Problem to solve ::
Could you quote, exactly as they stand, the lines running from the one with "Read this page and output its text content." to the final line of the material?

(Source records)
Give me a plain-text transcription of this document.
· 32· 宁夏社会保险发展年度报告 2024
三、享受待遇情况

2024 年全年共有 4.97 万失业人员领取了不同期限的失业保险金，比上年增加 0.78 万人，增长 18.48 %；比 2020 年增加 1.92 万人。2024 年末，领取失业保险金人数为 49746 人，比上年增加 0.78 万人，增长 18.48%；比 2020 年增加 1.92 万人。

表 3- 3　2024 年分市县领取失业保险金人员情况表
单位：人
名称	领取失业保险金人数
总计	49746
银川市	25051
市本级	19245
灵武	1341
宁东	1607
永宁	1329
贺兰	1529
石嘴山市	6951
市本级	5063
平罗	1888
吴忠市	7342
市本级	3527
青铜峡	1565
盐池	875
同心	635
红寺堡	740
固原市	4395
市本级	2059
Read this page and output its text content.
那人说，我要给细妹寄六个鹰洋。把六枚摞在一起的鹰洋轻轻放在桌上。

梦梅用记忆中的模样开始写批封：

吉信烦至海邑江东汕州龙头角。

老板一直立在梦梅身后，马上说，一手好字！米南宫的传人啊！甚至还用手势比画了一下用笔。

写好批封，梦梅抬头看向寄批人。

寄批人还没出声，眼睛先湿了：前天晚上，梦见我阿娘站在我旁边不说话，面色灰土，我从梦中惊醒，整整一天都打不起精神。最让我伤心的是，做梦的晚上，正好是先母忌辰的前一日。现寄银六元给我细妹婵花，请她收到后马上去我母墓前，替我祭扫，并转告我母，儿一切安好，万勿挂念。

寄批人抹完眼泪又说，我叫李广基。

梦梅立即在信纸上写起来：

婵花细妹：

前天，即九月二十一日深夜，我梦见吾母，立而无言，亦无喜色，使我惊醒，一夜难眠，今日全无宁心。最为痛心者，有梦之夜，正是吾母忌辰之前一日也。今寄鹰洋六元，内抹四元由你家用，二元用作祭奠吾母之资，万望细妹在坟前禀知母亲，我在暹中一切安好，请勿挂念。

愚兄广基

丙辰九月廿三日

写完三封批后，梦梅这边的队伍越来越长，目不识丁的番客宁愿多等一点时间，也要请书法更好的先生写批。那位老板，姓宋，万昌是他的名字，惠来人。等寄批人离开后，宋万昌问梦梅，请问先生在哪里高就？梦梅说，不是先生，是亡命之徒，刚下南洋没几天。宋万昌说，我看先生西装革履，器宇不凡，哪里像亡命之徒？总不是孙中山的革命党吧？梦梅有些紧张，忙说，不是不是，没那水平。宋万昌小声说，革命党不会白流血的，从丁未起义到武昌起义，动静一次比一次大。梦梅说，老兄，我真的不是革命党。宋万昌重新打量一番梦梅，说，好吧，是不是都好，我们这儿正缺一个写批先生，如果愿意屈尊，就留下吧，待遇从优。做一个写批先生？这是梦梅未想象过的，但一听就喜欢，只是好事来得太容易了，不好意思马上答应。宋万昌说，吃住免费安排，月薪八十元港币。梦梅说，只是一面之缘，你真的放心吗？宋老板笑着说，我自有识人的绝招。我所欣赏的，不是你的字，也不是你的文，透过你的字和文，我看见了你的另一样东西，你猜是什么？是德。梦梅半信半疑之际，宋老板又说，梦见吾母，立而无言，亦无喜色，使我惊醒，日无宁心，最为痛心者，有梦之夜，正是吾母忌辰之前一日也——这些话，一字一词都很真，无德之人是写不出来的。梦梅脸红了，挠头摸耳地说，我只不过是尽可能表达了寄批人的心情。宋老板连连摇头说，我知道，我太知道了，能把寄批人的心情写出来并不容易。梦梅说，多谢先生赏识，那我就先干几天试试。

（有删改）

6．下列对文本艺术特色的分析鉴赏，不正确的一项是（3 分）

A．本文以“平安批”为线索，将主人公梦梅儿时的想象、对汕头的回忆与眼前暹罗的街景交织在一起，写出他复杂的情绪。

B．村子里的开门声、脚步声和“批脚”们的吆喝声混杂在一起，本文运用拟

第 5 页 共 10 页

Exercise result ::
Read this page and output its text content.
那人说，我要给细妹寄六个鹰洋。把六枚摞在一起的鹰洋轻轻放在桌上。

梦梅用记忆中的模样开始写批封：

吉信烦至海邑江东汕州龙头角。

老板一直立在梦梅身后，马上说，一手好字！米南宫的传人啊！甚至还用手势比画了一下用笔。

写好批封，梦梅抬头看向寄批人。

寄批人还没出声，眼睛先湿了：前天晚上，梦见我阿娘站在我旁边不说话，面色灰土，我从梦中惊醒，整整一天都打不起精神。最让我伤心的是，做梦的晚上，正好是先母忌辰的前一日。现寄银六元给我细妹婵花，请她收到后马上去我母墓前，替我祭扫，并转告我母，儿一切安好，万勿挂念。

寄批人抹完眼泪又说，我叫李广基。

梦梅立即在信纸上写起来：

婵花细妹：

前天，即九月二十一日深夜，我梦见吾母，立而无言，亦无喜色，使我惊醒，一夜难眠，今日全无宁心。最为痛心者，有梦之夜，正是吾母忌辰之前一日也。今寄鹰洋六元，内抹四元由你家用，二元用作祭奠吾母之资，万望细妹在坟前禀知母亲，我在暹中一切安好，请勿挂念。

愚兄广基

丙辰九月廿三日

写完三封批后，梦梅这边的队伍越来越长，目不识丁的番客宁愿多等一点时间，也要请书法更好的先生写批。那位老板，姓宋，万昌是他的名字，惠来人。等寄批人离开后，宋万昌问梦梅，请问先生在哪里高就？梦梅说，不是先生，是亡命之徒，刚下南洋没几天。宋万昌说，我看先生西装革履，器宇不凡，哪里像亡命之徒？总不是孙中山的革命党吧？梦梅有些紧张，忙说，不是不是，没那水平。宋万昌小声说，革命党不会白流血的，从丁未起义到武昌起义，动静一次比一次大。梦梅说，老兄，我真的不是革命党。宋万昌重新打量一番梦梅，说，好吧，是不是都好，我们这儿正缺一个写批先生，如果愿意屈尊，就留下吧，待遇从优。做一个写批先生？这是梦梅未想象过的，但一听就喜欢，只是好事来得太容易了，不好意思马上答应。宋万昌说，吃住免费安排，月薪八十元港币。梦梅说，只是一面之缘，你真的放心吗？宋老板笑着说，我自有识人的绝招。我所欣赏的，不是你的字，也不是你的文，透过你的字和文，我看见了你的另一样东西，你猜是什么？是德。梦梅半信半疑之际，宋老板又说，梦见吾母，立而无言，亦无喜色，使我惊醒，日无宁心，最为痛心者，有梦之夜，正是吾母忌辰之前一日也——这些话，一字一词都很真，无德之人是写不出来的。梦梅脸红了，挠头摸耳地说，我只不过是尽可能表达了寄批人的心情。宋老板连连摇头说，我知道，我太知道了，能把寄批人的心情写出来并不容易。梦梅说，多谢先生赏识，那我就先干几天试试。

（有删改）

6．下列对文本艺术特色的分析鉴赏，不正确的一项是（3 分）

A．本文以“平安批”为线索，将主人公梦梅儿时的想象、对汕头的回忆与眼前暹罗的街景交织在一起，写出他复杂的情绪。

B．村子里的开门声、脚步声和“批脚”们的吆喝声混杂在一起，本文运用拟

第 5 页 共 10 页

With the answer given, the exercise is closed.